- EXERCISE PROMPT -
Repeat, exactly and completely, the entries shown underneath.
---
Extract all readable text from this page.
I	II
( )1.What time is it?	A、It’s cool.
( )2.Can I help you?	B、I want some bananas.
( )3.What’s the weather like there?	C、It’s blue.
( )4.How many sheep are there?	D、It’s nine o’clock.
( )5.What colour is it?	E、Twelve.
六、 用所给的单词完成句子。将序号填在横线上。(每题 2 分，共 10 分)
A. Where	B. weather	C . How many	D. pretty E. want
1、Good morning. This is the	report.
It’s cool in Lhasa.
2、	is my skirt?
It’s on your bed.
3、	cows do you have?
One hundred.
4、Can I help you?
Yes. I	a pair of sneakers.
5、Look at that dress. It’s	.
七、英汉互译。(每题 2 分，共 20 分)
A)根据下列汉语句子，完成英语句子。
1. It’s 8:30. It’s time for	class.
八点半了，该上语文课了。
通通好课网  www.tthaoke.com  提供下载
---
- WORKED SOLUTION -
Extract all readable text from this page.
I	II
( )1.What time is it?	A、It’s cool.
( )2.Can I help you?	B、I want some bananas.
( )3.What’s the weather like there?	C、It’s blue.
( )4.How many sheep are there?	D、It’s nine o’clock.
( )5.What colour is it?	E、Twelve.
六、 用所给的单词完成句子。将序号填在横线上。(每题 2 分，共 10 分)
A. Where	B. weather	C . How many	D. pretty E. want
1、Good morning. This is the	report.
It’s cool in Lhasa.
2、	is my skirt?
It’s on your bed.
3、	cows do you have?
One hundred.
4、Can I help you?
Yes. I	a pair of sneakers.
5、Look at that dress. It’s	.
七、英汉互译。(每题 2 分，共 20 分)
A)根据下列汉语句子，完成英语句子。
1. It’s 8:30. It’s time for	class.
八点半了，该上语文课了。
通通好课网  www.tthaoke.com  提供下载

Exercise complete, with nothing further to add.